What to do:
Provide only the number of lines in the records below that include "name".

[start Data for this task]

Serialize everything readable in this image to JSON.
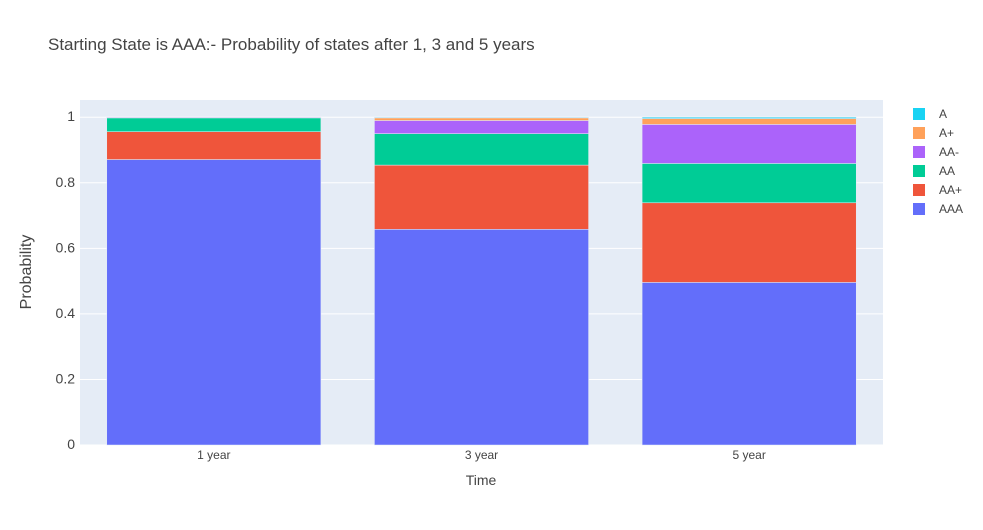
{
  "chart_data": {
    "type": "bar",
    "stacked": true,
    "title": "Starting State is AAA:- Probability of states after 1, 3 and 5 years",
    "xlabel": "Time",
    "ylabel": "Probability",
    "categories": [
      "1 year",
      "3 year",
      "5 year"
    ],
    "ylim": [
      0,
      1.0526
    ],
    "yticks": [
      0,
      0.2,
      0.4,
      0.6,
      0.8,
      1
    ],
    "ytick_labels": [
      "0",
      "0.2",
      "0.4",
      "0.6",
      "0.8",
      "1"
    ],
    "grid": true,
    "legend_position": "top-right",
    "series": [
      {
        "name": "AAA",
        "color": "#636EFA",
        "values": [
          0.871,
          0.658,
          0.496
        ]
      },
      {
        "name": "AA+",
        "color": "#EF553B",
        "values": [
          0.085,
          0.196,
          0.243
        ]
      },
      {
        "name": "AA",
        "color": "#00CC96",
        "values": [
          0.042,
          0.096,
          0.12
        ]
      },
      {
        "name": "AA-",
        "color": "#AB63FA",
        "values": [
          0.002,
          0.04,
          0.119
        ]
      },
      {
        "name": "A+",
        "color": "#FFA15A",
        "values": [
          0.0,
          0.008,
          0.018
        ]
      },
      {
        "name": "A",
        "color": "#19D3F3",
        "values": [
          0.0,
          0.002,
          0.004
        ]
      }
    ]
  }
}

[end Data for this task]

The solution:
6